— Task statement —
Which lines contain the string "JSON"? Please list every one of them.
..............................
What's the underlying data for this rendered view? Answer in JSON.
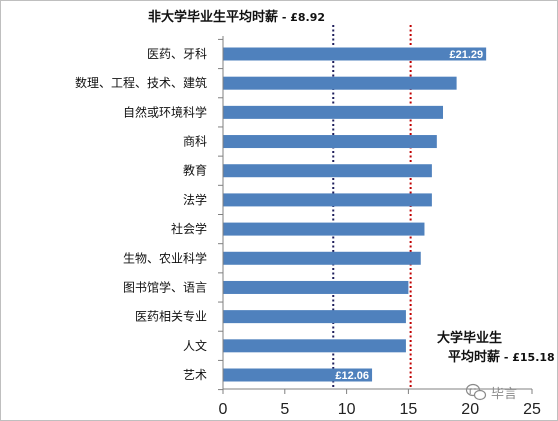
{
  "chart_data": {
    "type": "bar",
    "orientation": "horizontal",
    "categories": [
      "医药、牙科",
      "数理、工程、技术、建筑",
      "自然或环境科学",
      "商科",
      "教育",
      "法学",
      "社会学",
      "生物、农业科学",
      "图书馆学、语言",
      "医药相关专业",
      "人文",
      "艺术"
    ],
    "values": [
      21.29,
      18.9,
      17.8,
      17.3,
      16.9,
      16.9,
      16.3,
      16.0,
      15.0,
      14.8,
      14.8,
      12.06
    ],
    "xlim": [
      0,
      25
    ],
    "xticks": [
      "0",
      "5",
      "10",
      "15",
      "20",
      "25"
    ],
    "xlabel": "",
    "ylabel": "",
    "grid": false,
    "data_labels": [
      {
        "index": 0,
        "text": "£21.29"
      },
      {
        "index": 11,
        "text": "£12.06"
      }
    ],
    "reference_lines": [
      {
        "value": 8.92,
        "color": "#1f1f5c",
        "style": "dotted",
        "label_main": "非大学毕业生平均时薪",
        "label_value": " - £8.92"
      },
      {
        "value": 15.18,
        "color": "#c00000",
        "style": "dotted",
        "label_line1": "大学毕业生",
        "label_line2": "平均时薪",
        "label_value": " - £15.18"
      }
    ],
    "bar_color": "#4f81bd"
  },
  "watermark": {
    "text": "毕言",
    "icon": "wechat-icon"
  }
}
..............................
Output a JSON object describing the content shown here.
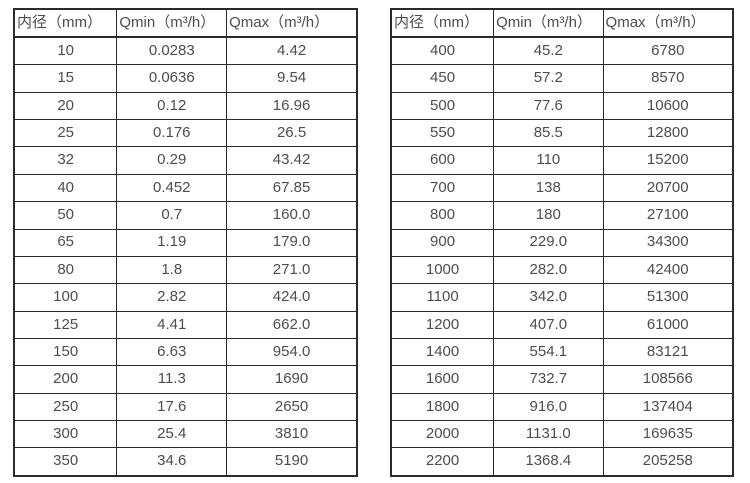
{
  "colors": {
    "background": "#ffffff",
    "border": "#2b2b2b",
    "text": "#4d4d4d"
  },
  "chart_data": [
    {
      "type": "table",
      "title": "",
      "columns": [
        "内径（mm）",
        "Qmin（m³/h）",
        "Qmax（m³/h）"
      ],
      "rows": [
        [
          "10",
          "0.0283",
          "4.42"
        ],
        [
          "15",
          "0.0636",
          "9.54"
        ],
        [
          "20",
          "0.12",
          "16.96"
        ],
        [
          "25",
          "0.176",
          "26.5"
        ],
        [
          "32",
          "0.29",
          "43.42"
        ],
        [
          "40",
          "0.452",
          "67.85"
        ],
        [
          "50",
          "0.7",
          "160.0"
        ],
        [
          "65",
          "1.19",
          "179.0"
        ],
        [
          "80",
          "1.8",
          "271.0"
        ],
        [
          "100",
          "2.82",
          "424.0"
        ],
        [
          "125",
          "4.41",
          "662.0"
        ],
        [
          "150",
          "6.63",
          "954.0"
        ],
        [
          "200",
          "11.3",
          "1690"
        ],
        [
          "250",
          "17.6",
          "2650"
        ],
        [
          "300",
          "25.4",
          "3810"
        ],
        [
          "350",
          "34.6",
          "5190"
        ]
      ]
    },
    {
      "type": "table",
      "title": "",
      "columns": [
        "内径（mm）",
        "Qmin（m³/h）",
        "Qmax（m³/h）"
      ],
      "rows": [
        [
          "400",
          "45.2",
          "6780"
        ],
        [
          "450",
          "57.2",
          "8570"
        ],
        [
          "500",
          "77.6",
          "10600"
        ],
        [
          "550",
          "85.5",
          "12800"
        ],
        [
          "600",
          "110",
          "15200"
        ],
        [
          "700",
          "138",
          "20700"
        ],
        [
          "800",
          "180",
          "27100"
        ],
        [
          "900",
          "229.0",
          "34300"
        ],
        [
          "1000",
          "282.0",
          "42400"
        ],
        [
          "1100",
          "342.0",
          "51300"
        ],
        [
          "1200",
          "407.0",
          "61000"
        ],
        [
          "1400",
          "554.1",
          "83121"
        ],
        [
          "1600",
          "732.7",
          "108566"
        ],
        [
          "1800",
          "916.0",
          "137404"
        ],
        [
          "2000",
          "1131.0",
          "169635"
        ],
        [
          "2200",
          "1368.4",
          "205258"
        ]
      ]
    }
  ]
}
..............................
— The response —
What's the underlying data for this rendered view? Answer in JSON.
Output a JSON object describing the content shown here.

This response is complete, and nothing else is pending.